(Records from a collection of figures)
============================================================

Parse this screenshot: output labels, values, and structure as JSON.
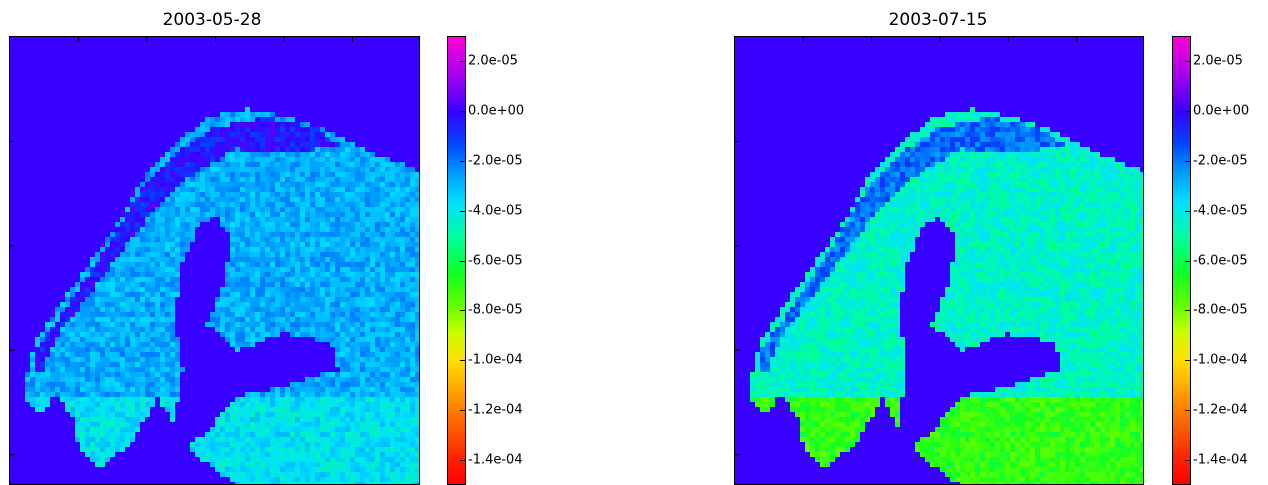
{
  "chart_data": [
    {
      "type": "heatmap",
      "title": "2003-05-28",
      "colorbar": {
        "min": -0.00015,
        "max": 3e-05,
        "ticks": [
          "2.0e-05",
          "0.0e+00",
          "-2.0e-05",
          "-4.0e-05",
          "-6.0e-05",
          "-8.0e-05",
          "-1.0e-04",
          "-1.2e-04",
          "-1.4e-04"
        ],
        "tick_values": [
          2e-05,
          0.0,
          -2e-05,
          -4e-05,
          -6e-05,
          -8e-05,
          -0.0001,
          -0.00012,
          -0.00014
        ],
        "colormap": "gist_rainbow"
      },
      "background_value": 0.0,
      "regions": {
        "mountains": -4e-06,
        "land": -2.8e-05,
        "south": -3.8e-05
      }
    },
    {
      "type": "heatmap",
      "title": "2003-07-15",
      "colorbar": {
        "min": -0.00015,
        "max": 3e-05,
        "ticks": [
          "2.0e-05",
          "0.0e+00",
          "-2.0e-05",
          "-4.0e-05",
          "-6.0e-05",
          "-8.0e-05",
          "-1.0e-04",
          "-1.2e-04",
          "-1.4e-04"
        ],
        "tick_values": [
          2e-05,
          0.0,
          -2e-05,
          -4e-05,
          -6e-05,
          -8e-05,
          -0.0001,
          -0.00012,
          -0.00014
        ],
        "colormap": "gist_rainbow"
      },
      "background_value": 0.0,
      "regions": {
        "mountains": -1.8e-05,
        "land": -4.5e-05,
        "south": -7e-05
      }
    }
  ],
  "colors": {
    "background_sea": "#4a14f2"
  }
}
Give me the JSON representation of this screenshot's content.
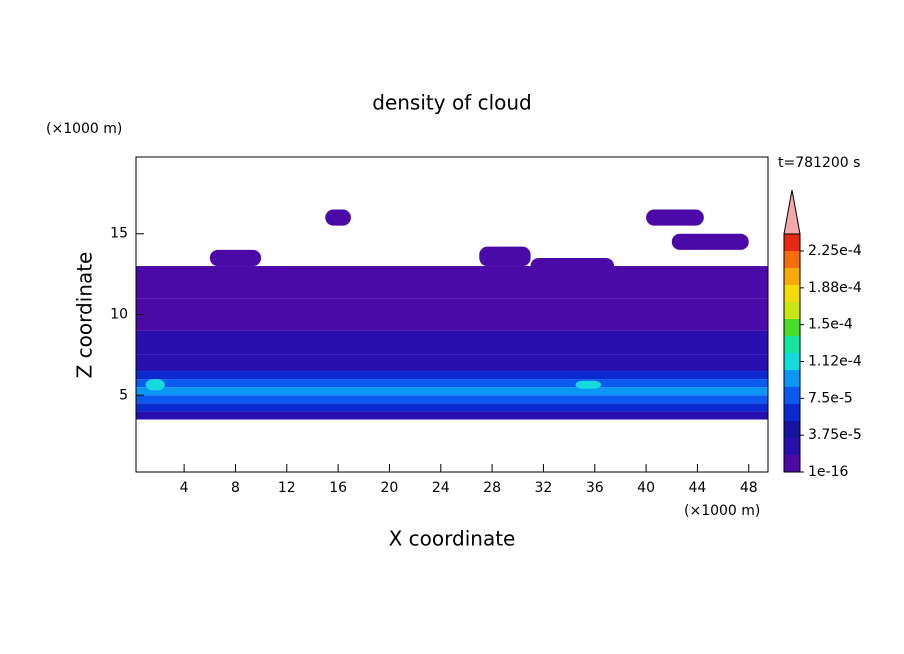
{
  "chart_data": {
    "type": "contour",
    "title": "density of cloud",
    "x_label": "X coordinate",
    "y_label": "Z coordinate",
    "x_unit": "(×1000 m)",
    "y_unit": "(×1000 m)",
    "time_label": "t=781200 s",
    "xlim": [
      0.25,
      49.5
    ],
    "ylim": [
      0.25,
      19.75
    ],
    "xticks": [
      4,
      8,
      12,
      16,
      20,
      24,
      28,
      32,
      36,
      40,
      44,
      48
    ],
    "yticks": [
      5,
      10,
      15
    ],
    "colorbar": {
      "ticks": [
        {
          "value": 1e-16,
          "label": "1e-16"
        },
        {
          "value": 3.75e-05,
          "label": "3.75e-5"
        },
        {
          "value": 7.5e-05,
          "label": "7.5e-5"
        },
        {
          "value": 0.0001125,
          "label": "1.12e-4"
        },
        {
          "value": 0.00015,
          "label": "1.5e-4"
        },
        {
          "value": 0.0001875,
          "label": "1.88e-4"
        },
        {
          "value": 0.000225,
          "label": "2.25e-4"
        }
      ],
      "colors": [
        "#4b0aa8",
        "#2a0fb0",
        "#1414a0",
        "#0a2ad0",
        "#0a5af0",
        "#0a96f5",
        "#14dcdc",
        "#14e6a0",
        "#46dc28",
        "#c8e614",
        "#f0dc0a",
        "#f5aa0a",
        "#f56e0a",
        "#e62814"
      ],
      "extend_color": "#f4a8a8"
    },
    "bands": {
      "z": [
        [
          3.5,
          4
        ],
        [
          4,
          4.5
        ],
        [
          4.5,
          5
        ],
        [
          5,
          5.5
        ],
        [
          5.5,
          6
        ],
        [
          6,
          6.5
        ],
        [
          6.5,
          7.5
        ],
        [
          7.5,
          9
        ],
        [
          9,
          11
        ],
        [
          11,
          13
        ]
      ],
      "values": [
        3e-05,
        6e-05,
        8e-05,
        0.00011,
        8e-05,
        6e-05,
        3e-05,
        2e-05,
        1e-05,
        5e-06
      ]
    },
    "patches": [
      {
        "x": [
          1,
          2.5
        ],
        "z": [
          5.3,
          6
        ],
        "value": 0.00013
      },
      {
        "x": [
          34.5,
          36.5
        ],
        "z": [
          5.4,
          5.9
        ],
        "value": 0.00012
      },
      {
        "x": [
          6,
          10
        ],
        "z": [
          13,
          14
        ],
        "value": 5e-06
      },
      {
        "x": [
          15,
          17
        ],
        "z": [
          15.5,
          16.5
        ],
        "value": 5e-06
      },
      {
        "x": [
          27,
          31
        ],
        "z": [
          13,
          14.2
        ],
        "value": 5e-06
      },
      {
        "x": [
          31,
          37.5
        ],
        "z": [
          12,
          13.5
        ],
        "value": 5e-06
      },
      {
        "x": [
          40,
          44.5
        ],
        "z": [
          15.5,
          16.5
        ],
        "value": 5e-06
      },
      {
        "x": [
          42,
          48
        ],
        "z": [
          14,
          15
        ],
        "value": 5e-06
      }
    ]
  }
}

============================================================

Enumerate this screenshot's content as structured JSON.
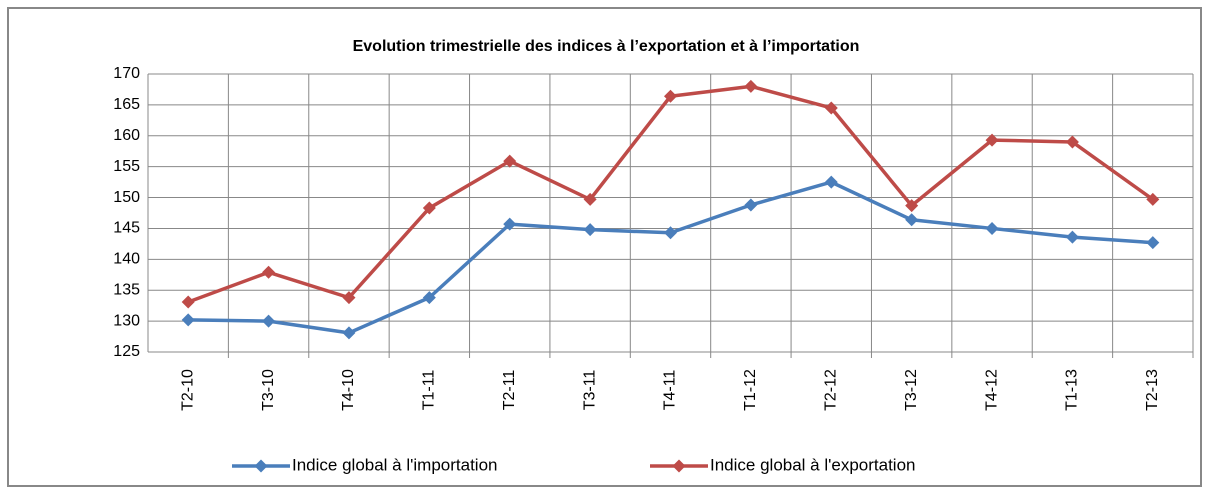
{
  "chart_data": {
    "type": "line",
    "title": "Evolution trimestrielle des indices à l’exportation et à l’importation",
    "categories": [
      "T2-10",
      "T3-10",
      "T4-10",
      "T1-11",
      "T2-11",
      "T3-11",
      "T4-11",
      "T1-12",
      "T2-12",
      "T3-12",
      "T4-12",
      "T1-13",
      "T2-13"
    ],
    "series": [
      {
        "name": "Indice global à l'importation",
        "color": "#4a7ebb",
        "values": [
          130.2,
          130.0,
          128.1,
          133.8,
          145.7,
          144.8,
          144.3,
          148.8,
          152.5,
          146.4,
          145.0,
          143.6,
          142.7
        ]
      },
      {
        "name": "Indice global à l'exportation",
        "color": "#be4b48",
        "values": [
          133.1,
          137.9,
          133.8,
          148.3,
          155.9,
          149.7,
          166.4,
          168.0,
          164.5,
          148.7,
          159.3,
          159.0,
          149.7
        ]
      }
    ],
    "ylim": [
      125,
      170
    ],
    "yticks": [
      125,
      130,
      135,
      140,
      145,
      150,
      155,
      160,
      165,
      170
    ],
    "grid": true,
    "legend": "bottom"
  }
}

============================================================

Required task: Search the data above for the word "this", then gather each line in which it appears.

Final answer:
Parse this screenshot: output labels, values, and structure as JSON.
Give me the JSON representation of this screenshot's content.
Enumerate this screenshot's content as structured JSON.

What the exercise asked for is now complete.